[Records that describe figures]

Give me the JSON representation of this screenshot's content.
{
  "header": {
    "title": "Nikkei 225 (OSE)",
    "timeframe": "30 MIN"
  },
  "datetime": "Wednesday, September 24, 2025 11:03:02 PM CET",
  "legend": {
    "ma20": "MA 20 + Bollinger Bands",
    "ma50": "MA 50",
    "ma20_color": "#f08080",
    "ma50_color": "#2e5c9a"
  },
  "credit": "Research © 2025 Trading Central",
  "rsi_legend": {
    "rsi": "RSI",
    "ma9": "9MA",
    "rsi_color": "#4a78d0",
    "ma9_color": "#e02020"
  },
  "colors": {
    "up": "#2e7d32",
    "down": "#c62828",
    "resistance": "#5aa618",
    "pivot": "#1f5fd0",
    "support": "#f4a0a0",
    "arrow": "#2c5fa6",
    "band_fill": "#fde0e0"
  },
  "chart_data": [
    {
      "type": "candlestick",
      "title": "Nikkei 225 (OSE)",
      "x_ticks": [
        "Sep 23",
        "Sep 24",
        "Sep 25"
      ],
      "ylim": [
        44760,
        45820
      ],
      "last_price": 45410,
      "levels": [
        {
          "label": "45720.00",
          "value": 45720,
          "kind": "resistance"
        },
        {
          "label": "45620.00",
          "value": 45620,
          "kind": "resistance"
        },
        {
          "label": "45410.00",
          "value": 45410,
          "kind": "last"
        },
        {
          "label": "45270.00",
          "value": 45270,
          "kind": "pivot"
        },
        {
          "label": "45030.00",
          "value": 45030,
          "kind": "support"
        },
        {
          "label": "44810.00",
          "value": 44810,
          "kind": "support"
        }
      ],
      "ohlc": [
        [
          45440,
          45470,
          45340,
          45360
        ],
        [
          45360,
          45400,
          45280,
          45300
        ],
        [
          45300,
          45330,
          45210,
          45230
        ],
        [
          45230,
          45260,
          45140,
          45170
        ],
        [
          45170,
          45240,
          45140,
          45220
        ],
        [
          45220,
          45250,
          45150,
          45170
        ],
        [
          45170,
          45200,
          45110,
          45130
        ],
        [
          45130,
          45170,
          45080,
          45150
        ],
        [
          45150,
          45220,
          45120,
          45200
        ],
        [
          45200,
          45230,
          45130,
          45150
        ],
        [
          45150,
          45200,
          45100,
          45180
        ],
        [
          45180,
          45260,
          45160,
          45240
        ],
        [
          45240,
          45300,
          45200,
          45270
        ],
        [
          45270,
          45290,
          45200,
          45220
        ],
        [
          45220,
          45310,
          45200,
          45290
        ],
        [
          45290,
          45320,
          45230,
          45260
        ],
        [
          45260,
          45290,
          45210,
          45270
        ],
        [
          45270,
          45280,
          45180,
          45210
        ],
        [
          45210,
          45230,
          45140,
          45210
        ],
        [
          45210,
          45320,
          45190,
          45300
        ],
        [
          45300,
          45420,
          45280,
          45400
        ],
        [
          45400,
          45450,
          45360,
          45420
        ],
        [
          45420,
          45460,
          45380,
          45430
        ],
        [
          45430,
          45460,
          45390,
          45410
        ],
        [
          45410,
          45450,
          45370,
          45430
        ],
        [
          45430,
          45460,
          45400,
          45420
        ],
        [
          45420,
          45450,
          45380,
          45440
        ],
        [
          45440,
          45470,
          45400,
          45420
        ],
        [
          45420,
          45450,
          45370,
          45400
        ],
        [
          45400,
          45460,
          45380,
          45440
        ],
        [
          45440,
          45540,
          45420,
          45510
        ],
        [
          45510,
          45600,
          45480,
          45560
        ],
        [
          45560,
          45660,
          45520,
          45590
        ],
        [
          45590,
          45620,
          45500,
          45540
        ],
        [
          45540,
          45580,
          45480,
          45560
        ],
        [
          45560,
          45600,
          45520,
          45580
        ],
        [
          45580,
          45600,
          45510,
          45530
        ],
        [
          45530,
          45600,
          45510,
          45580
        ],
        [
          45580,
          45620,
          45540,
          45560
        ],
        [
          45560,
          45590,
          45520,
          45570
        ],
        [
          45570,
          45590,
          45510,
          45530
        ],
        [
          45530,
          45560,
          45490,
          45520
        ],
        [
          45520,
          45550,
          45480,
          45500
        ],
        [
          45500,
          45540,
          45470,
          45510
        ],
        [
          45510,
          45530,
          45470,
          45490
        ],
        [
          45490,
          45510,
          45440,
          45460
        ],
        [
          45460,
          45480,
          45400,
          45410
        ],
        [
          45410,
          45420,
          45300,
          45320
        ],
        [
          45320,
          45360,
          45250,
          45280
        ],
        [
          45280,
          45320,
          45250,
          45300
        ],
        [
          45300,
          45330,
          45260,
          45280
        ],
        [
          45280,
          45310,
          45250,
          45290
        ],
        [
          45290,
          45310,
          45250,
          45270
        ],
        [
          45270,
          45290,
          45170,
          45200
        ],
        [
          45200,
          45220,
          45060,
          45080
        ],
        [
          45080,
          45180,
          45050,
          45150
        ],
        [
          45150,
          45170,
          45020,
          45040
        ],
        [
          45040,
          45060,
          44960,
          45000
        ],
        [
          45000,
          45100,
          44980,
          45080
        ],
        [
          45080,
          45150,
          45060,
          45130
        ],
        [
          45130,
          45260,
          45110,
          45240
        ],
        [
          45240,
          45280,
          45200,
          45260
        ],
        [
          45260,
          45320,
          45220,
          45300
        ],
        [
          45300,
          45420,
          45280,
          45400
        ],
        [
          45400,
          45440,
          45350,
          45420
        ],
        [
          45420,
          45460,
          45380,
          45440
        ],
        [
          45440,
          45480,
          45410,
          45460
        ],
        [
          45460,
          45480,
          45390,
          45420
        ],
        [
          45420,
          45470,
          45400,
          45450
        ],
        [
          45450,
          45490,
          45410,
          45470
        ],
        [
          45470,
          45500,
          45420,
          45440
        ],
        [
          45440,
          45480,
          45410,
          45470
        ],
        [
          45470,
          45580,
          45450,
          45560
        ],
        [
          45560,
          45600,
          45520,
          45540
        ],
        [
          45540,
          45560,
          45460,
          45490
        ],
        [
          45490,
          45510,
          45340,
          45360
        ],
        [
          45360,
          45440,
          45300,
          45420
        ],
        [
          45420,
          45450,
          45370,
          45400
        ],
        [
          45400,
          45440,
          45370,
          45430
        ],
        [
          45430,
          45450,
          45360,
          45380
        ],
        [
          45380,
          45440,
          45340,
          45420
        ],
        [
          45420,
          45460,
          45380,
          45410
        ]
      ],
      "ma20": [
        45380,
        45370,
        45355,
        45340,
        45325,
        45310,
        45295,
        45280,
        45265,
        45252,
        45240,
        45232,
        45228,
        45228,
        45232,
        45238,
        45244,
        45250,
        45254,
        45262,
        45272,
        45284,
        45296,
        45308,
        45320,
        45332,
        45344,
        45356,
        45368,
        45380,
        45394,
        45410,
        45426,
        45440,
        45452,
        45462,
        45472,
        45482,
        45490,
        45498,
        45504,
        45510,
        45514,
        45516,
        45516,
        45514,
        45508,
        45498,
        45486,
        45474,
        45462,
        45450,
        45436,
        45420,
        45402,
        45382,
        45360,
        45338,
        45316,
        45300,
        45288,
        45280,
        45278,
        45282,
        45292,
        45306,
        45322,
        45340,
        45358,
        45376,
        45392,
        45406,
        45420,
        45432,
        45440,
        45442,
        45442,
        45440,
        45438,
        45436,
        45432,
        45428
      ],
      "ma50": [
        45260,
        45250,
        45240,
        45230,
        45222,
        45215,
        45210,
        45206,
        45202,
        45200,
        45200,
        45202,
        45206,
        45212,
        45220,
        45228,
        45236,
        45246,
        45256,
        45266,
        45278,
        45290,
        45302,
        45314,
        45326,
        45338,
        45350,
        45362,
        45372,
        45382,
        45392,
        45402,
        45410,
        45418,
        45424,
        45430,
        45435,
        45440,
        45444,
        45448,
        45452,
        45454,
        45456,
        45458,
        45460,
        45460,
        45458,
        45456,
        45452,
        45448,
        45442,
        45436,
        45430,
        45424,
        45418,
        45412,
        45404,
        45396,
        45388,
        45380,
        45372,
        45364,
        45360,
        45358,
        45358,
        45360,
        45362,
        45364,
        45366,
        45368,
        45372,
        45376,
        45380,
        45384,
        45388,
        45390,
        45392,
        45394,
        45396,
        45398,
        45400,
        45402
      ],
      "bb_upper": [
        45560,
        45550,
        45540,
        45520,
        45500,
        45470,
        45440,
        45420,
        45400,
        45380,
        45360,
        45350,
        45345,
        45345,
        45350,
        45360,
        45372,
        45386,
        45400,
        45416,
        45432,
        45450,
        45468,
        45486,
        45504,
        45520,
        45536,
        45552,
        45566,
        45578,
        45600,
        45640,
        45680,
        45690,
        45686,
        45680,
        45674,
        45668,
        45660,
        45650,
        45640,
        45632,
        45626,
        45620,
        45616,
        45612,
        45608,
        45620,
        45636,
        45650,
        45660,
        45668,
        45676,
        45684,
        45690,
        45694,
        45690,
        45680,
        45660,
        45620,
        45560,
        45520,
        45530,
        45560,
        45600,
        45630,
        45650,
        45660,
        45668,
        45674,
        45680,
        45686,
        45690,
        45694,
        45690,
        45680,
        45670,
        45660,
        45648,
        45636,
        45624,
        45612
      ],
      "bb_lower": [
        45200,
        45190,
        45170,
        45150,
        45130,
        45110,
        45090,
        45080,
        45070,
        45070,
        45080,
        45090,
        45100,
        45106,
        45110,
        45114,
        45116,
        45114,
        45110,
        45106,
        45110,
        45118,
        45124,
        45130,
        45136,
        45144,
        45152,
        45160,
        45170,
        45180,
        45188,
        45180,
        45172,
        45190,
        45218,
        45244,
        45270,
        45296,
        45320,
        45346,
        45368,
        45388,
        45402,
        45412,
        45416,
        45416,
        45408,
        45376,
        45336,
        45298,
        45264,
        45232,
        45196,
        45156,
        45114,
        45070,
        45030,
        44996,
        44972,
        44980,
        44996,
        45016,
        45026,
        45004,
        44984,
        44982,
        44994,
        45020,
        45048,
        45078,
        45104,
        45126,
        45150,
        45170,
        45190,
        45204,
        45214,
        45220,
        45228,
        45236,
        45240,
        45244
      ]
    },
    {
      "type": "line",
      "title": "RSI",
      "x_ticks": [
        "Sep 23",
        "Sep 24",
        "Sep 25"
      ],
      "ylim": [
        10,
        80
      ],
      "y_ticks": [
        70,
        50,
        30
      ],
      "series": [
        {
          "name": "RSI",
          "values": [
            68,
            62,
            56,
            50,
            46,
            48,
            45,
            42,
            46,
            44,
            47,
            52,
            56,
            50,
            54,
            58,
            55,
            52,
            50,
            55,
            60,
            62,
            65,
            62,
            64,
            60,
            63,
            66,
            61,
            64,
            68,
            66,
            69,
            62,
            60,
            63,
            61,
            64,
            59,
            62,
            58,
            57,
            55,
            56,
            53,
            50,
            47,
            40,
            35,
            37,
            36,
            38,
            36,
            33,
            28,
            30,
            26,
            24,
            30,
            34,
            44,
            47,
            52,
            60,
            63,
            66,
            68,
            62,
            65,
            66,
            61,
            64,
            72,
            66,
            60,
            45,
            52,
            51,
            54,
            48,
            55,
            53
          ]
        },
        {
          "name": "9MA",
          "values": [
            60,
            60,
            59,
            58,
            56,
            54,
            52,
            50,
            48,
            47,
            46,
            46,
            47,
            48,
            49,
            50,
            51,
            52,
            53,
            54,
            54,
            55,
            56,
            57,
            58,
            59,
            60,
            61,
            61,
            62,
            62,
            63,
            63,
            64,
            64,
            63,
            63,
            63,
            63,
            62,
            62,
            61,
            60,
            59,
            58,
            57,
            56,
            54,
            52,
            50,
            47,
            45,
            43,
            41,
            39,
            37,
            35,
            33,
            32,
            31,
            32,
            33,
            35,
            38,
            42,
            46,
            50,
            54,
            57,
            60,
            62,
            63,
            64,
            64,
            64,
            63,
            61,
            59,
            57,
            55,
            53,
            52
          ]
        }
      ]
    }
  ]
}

• [Problem details]: Go through the records and show every line with the string "title" in it.

• [Task response]:
    "title": "Nikkei 225 (OSE)",
      "title": "Nikkei 225 (OSE)",
      "title": "RSI",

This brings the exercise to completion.